**Task requirements**.
Rewrite the lines in the material below as a numbered list, leaving out any blank lines.

**Input records**.
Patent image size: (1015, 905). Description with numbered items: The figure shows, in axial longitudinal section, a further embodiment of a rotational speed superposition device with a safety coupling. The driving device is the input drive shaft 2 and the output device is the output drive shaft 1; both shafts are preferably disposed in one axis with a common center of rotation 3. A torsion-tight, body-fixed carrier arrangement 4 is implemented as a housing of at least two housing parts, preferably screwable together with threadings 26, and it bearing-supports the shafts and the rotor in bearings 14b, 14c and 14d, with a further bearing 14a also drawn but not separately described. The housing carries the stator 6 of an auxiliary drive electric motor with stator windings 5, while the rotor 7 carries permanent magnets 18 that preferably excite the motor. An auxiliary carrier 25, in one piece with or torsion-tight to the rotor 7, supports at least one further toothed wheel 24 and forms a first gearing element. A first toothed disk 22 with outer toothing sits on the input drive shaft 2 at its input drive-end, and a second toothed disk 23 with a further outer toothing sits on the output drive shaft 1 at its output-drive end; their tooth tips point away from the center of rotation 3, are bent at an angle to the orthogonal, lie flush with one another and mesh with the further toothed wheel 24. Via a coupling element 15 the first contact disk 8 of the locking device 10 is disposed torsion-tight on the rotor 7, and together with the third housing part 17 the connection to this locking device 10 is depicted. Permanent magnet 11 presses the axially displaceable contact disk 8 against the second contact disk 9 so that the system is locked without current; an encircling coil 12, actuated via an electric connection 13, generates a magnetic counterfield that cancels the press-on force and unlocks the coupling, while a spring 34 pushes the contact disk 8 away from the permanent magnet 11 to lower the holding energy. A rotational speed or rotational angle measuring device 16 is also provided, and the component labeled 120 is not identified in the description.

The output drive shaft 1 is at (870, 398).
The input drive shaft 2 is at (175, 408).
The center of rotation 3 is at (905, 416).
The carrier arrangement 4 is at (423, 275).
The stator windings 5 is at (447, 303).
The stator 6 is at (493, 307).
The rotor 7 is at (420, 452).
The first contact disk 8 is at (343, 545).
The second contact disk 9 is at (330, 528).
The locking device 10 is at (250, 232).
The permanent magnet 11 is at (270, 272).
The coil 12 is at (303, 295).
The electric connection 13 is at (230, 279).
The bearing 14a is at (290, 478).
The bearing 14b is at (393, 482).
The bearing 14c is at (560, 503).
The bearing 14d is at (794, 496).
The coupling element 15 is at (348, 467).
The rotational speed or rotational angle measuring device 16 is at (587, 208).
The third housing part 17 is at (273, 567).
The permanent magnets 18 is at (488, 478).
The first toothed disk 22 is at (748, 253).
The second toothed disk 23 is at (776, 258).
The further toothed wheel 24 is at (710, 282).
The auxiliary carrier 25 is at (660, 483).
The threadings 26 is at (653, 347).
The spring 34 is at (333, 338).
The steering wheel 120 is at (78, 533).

**Correct result**.
1. Patent image size: (1015, 905). Description with numbered items: The figure shows, in axial longitudinal section, a further embodiment of a rotational speed superposition device with a safety coupling. The driving device is the input drive shaft 2 and the output device is the output drive shaft 1; both shafts are preferably disposed in one axis with a common center of rotation 3. A torsion-tight, body-fixed carrier arrangement 4 is implemented as a housing of at least two housing parts, preferably screwable together with threadings 26, and it bearing-supports the shafts and the rotor in bearings 14b, 14c and 14d, with a further bearing 14a also drawn but not separately described. The housing carries the stator 6 of an auxiliary drive electric motor with stator windings 5, while the rotor 7 carries permanent magnets 18 that preferably excite the motor. An auxiliary carrier 25, in one piece with or torsion-tight to the rotor 7, supports at least one further toothed wheel 24 and forms a first gearing element. A first toothed disk 22 with outer toothing sits on the input drive shaft 2 at its input drive-end, and a second toothed disk 23 with a further outer toothing sits on the output drive shaft 1 at its output-drive end; their tooth tips point away from the center of rotation 3, are bent at an angle to the orthogonal, lie flush with one another and mesh with the further toothed wheel 24. Via a coupling element 15 the first contact disk 8 of the locking device 10 is disposed torsion-tight on the rotor 7, and together with the third housing part 17 the connection to this locking device 10 is depicted. Permanent magnet 11 presses the axially displaceable contact disk 8 against the second contact disk 9 so that the system is locked without current; an encircling coil 12, actuated via an electric connection 13, generates a magnetic counterfield that cancels the press-on force and unlocks the coupling, while a spring 34 pushes the contact disk 8 away from the permanent magnet 11 to lower the holding energy. A rotational speed or rotational angle measuring device 16 is also provided, and the component labeled 120 is not identified in the description.
2. The output drive shaft 1 is at (870, 398).
3. The input drive shaft 2 is at (175, 408).
4. The center of rotation 3 is at (905, 416).
5. The carrier arrangement 4 is at (423, 275).
6. The stator windings 5 is at (447, 303).
7. The stator 6 is at (493, 307).
8. The rotor 7 is at (420, 452).
9. The first contact disk 8 is at (343, 545).
10. The second contact disk 9 is at (330, 528).
11. The locking device 10 is at (250, 232).
12. The permanent magnet 11 is at (270, 272).
13. The coil 12 is at (303, 295).
14. The electric connection 13 is at (230, 279).
15. The bearing 14a is at (290, 478).
16. The bearing 14b is at (393, 482).
17. The bearing 14c is at (560, 503).
18. The bearing 14d is at (794, 496).
19. The coupling element 15 is at (348, 467).
20. The rotational speed or rotational angle measuring device 16 is at (587, 208).
21. The third housing part 17 is at (273, 567).
22. The permanent magnets 18 is at (488, 478).
23. The first toothed disk 22 is at (748, 253).
24. The second toothed disk 23 is at (776, 258).
25. The further toothed wheel 24 is at (710, 282).
26. The auxiliary carrier 25 is at (660, 483).
27. The threadings 26 is at (653, 347).
28. The spring 34 is at (333, 338).
29. The steering wheel 120 is at (78, 533).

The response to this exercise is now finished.